WHAT THIS TASK INVOLVES =>
Tally up the lines that include "Championnat" and state that number by itself.

#####

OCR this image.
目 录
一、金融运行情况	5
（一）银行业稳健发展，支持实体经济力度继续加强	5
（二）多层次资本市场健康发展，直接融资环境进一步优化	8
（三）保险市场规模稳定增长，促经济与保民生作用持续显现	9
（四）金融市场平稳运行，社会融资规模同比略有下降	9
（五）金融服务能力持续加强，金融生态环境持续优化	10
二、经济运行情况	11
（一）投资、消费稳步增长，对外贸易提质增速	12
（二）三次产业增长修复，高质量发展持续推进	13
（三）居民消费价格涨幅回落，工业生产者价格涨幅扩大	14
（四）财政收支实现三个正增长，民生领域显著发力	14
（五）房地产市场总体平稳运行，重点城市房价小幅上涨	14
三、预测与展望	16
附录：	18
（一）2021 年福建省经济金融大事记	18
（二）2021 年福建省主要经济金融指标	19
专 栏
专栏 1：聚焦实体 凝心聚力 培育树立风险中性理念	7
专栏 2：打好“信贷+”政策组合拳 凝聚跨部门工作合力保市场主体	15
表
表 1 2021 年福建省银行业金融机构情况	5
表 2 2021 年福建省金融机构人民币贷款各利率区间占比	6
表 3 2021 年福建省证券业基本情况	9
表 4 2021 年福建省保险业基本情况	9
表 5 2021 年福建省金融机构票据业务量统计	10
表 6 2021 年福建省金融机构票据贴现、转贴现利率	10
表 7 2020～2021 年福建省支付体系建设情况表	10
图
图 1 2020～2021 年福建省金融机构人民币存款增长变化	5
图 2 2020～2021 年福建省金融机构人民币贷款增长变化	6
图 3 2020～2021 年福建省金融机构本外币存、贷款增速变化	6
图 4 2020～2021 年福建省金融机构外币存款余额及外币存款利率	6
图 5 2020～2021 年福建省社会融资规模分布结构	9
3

#####

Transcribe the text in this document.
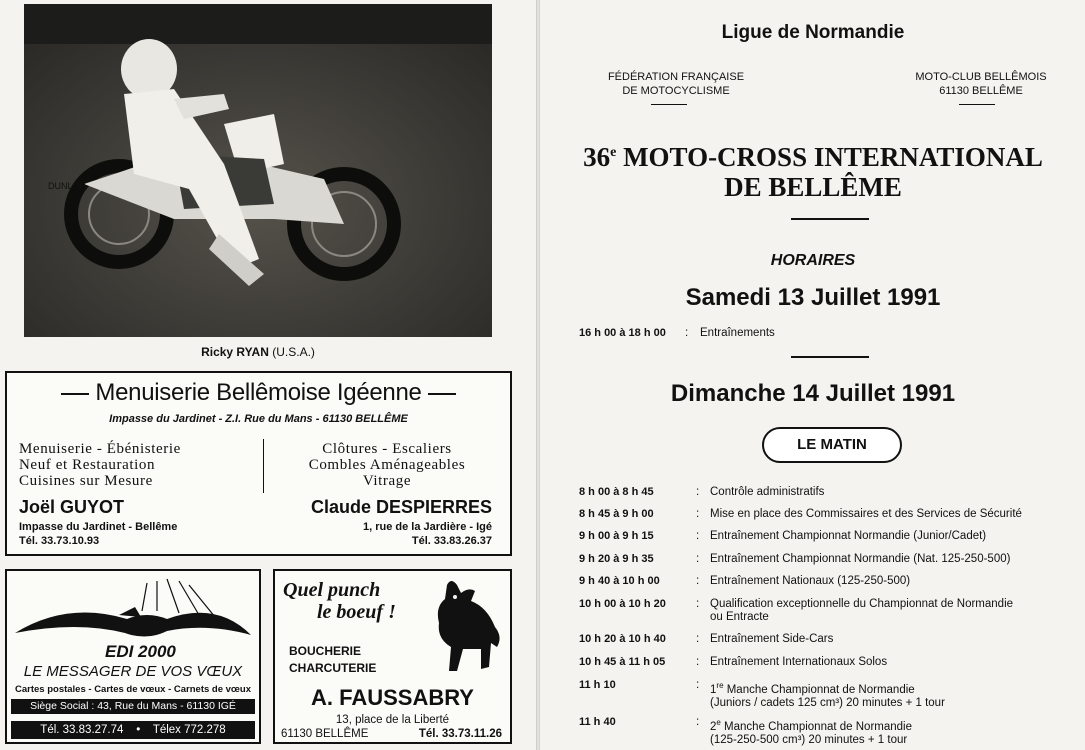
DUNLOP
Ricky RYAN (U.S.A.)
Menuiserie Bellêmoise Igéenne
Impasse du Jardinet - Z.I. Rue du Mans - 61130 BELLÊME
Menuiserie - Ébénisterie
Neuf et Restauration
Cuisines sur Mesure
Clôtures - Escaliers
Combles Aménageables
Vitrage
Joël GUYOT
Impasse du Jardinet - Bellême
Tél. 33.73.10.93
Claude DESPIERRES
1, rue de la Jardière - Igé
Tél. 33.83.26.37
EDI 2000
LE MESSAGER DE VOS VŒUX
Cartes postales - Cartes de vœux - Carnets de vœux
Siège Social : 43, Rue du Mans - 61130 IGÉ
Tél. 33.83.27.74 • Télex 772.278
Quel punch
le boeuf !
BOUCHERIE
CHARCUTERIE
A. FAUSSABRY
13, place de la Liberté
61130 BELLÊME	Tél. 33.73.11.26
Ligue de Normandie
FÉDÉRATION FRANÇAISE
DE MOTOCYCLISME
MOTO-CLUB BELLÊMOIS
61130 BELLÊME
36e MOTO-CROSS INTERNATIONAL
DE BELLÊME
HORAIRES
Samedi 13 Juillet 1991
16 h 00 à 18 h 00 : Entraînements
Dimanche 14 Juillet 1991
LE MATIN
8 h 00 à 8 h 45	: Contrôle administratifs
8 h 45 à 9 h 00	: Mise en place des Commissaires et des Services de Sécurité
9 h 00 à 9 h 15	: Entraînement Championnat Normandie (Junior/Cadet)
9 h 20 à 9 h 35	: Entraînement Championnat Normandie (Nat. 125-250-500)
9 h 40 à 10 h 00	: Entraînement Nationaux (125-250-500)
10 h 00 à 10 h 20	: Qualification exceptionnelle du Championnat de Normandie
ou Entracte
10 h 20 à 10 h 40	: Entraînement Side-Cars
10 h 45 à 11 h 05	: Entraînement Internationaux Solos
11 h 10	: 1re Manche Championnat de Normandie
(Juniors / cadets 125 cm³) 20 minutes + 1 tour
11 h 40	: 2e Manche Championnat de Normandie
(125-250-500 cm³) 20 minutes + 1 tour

#####

OUTPUT OF THE EXERCISE =>
5